▶ **Extracted data entries**:
_ _ _ _ _

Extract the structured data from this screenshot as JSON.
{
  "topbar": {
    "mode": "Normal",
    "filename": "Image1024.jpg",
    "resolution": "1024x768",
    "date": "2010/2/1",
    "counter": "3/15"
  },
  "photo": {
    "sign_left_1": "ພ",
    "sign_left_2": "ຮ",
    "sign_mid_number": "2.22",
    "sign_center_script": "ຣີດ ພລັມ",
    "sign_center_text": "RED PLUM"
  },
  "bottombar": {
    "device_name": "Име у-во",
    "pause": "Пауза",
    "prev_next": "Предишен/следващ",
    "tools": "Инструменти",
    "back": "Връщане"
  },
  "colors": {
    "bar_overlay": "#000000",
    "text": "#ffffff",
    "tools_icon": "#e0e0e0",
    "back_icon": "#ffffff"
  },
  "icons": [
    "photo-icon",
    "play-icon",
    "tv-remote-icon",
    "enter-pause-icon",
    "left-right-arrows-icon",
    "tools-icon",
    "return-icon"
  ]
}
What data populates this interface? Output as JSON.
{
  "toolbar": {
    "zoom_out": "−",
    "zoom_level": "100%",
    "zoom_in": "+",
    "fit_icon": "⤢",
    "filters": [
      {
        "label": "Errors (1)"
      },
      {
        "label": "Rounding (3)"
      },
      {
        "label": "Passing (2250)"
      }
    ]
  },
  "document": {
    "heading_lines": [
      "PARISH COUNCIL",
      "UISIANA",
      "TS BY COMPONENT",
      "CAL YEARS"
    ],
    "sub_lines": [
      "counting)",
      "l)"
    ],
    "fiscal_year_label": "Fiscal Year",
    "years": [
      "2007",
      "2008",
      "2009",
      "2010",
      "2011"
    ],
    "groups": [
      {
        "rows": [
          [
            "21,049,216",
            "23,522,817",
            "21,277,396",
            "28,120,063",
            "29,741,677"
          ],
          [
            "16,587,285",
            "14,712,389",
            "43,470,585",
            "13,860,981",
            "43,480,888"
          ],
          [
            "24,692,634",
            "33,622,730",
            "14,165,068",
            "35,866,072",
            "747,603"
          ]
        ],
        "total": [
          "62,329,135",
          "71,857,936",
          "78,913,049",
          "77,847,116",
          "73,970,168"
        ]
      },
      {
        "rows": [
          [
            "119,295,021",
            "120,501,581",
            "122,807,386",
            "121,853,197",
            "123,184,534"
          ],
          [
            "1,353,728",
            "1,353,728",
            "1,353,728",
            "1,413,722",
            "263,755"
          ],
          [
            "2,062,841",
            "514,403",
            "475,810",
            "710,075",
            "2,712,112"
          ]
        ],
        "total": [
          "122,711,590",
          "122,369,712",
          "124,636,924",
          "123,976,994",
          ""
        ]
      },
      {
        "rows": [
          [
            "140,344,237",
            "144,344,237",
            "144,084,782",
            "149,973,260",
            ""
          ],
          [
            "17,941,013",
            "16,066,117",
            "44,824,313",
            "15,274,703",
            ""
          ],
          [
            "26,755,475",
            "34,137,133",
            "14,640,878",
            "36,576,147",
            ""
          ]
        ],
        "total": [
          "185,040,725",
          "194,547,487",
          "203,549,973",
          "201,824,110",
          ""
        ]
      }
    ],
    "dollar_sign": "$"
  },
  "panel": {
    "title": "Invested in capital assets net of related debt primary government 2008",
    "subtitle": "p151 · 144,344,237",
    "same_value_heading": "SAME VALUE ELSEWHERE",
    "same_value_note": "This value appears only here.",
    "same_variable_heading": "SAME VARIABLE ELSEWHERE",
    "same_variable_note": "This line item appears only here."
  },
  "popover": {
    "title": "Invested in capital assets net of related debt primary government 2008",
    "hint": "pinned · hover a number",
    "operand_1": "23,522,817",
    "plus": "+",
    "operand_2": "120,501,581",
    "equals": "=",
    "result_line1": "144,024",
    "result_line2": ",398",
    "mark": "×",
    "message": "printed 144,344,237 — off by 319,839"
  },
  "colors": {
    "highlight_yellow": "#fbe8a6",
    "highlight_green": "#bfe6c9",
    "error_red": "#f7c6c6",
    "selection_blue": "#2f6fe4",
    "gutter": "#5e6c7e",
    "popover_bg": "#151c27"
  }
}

_ _ _ _ _

▶ **Task description**:
All entries shown above should be printed again exactly.

▶ **Response**:
Extract the structured data from this screenshot as JSON.
{
  "topbar": {
    "mode": "Normal",
    "filename": "Image1024.jpg",
    "resolution": "1024x768",
    "date": "2010/2/1",
    "counter": "3/15"
  },
  "photo": {
    "sign_left_1": "ພ",
    "sign_left_2": "ຮ",
    "sign_mid_number": "2.22",
    "sign_center_script": "ຣີດ ພລັມ",
    "sign_center_text": "RED PLUM"
  },
  "bottombar": {
    "device_name": "Име у-во",
    "pause": "Пауза",
    "prev_next": "Предишен/следващ",
    "tools": "Инструменти",
    "back": "Връщане"
  },
  "colors": {
    "bar_overlay": "#000000",
    "text": "#ffffff",
    "tools_icon": "#e0e0e0",
    "back_icon": "#ffffff"
  },
  "icons": [
    "photo-icon",
    "play-icon",
    "tv-remote-icon",
    "enter-pause-icon",
    "left-right-arrows-icon",
    "tools-icon",
    "return-icon"
  ]
}
What data populates this interface? Output as JSON.
{
  "toolbar": {
    "zoom_out": "−",
    "zoom_level": "100%",
    "zoom_in": "+",
    "fit_icon": "⤢",
    "filters": [
      {
        "label": "Errors (1)"
      },
      {
        "label": "Rounding (3)"
      },
      {
        "label": "Passing (2250)"
      }
    ]
  },
  "document": {
    "heading_lines": [
      "PARISH COUNCIL",
      "UISIANA",
      "TS BY COMPONENT",
      "CAL YEARS"
    ],
    "sub_lines": [
      "counting)",
      "l)"
    ],
    "fiscal_year_label": "Fiscal Year",
    "years": [
      "2007",
      "2008",
      "2009",
      "2010",
      "2011"
    ],
    "groups": [
      {
        "rows": [
          [
            "21,049,216",
            "23,522,817",
            "21,277,396",
            "28,120,063",
            "29,741,677"
          ],
          [
            "16,587,285",
            "14,712,389",
            "43,470,585",
            "13,860,981",
            "43,480,888"
          ],
          [
            "24,692,634",
            "33,622,730",
            "14,165,068",
            "35,866,072",
            "747,603"
          ]
        ],
        "total": [
          "62,329,135",
          "71,857,936",
          "78,913,049",
          "77,847,116",
          "73,970,168"
        ]
      },
      {
        "rows": [
          [
            "119,295,021",
            "120,501,581",
            "122,807,386",
            "121,853,197",
            "123,184,534"
          ],
          [
            "1,353,728",
            "1,353,728",
            "1,353,728",
            "1,413,722",
            "263,755"
          ],
          [
            "2,062,841",
            "514,403",
            "475,810",
            "710,075",
            "2,712,112"
          ]
        ],
        "total": [
          "122,711,590",
          "122,369,712",
          "124,636,924",
          "123,976,994",
          ""
        ]
      },
      {
        "rows": [
          [
            "140,344,237",
            "144,344,237",
            "144,084,782",
            "149,973,260",
            ""
          ],
          [
            "17,941,013",
            "16,066,117",
            "44,824,313",
            "15,274,703",
            ""
          ],
          [
            "26,755,475",
            "34,137,133",
            "14,640,878",
            "36,576,147",
            ""
          ]
        ],
        "total": [
          "185,040,725",
          "194,547,487",
          "203,549,973",
          "201,824,110",
          ""
        ]
      }
    ],
    "dollar_sign": "$"
  },
  "panel": {
    "title": "Invested in capital assets net of related debt primary government 2008",
    "subtitle": "p151 · 144,344,237",
    "same_value_heading": "SAME VALUE ELSEWHERE",
    "same_value_note": "This value appears only here.",
    "same_variable_heading": "SAME VARIABLE ELSEWHERE",
    "same_variable_note": "This line item appears only here."
  },
  "popover": {
    "title": "Invested in capital assets net of related debt primary government 2008",
    "hint": "pinned · hover a number",
    "operand_1": "23,522,817",
    "plus": "+",
    "operand_2": "120,501,581",
    "equals": "=",
    "result_line1": "144,024",
    "result_line2": ",398",
    "mark": "×",
    "message": "printed 144,344,237 — off by 319,839"
  },
  "colors": {
    "highlight_yellow": "#fbe8a6",
    "highlight_green": "#bfe6c9",
    "error_red": "#f7c6c6",
    "selection_blue": "#2f6fe4",
    "gutter": "#5e6c7e",
    "popover_bg": "#151c27"
  }
}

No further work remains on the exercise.